• DIRECTION
Extract the lines from the start of the rows up to and including the line containing "- colorbar-tick-label: 0.03: [673, 483, 708, 504]", and repeat them verbatim.
*** ENTRIES
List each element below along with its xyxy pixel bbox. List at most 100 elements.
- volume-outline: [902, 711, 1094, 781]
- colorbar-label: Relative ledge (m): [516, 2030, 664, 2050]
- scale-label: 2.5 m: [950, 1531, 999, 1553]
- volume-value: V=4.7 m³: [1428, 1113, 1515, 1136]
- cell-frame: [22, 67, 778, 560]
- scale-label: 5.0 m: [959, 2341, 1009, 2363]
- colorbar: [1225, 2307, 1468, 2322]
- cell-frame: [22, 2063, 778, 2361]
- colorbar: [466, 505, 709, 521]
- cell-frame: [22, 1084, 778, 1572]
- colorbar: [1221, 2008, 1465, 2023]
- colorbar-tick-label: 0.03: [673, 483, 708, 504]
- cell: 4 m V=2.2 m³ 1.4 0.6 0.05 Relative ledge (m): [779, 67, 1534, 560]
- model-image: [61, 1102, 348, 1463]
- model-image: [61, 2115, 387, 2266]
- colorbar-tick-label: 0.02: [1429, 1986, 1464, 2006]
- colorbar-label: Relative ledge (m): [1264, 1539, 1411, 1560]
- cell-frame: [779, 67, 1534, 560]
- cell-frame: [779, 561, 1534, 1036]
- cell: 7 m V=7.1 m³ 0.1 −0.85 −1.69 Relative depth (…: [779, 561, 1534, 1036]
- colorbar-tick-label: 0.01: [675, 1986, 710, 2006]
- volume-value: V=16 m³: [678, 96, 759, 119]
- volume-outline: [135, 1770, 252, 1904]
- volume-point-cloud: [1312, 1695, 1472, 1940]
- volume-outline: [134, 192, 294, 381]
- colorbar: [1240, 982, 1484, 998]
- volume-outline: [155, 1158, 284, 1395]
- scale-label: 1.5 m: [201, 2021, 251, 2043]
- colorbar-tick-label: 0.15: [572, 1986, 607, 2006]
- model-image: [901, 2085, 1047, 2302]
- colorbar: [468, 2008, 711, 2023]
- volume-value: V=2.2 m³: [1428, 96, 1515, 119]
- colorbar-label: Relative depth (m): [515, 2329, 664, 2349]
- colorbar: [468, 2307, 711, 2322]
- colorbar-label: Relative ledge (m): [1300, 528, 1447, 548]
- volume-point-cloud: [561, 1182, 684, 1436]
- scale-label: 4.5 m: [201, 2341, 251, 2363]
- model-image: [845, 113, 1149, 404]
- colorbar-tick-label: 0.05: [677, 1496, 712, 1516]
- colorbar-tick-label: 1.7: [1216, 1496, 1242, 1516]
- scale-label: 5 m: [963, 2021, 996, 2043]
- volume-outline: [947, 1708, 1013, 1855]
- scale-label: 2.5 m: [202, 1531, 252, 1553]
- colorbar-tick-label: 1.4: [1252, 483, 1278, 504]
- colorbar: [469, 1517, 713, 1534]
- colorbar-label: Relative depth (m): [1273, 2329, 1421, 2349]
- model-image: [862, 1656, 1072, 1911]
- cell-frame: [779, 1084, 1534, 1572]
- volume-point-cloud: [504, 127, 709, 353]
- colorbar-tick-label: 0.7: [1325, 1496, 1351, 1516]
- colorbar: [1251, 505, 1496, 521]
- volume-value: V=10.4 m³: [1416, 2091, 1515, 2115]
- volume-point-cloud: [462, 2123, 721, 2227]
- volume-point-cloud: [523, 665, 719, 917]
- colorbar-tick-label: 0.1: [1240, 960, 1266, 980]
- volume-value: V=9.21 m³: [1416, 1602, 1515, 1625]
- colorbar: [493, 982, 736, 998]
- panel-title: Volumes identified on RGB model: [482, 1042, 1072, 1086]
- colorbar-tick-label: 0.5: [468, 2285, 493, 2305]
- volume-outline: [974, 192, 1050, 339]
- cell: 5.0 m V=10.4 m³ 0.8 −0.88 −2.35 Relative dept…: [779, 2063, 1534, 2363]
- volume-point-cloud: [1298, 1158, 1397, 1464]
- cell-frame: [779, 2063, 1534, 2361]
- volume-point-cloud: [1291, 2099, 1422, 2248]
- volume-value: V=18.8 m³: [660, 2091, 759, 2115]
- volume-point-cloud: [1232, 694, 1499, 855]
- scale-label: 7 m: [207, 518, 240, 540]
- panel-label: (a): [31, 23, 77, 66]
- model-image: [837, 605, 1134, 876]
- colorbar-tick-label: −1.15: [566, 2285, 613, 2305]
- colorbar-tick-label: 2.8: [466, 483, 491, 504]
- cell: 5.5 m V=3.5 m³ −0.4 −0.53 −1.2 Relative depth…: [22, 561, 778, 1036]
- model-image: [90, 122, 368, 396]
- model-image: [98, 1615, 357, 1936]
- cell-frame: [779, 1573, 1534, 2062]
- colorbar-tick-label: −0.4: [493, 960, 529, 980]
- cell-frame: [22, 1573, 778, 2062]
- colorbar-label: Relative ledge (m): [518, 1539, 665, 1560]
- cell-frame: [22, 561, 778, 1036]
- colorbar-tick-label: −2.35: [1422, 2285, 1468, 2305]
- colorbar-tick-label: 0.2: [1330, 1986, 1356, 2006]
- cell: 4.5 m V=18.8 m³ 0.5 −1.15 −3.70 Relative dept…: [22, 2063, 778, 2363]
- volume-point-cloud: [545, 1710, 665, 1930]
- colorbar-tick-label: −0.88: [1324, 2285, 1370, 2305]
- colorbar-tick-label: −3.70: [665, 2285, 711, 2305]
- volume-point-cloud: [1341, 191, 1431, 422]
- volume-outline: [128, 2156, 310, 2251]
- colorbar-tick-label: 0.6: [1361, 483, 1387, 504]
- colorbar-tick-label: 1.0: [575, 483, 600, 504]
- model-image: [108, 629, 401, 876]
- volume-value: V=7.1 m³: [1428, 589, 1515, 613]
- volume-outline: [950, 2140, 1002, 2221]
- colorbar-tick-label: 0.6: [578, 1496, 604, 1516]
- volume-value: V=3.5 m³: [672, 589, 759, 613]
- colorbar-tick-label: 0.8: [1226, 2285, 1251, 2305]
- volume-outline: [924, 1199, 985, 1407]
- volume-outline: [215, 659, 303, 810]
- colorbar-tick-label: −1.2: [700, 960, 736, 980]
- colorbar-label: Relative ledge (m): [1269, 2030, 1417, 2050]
******
• RESULT BELOW
List each element below along with its xyxy pixel bbox. List at most 100 elements.
- volume-outline: [902, 711, 1094, 781]
- colorbar-label: Relative ledge (m): [516, 2030, 664, 2050]
- scale-label: 2.5 m: [950, 1531, 999, 1553]
- volume-value: V=4.7 m³: [1428, 1113, 1515, 1136]
- cell-frame: [22, 67, 778, 560]
- scale-label: 5.0 m: [959, 2341, 1009, 2363]
- colorbar: [1225, 2307, 1468, 2322]
- cell-frame: [22, 2063, 778, 2361]
- colorbar: [466, 505, 709, 521]
- cell-frame: [22, 1084, 778, 1572]
- colorbar: [1221, 2008, 1465, 2023]
- colorbar-tick-label: 0.03: [673, 483, 708, 504]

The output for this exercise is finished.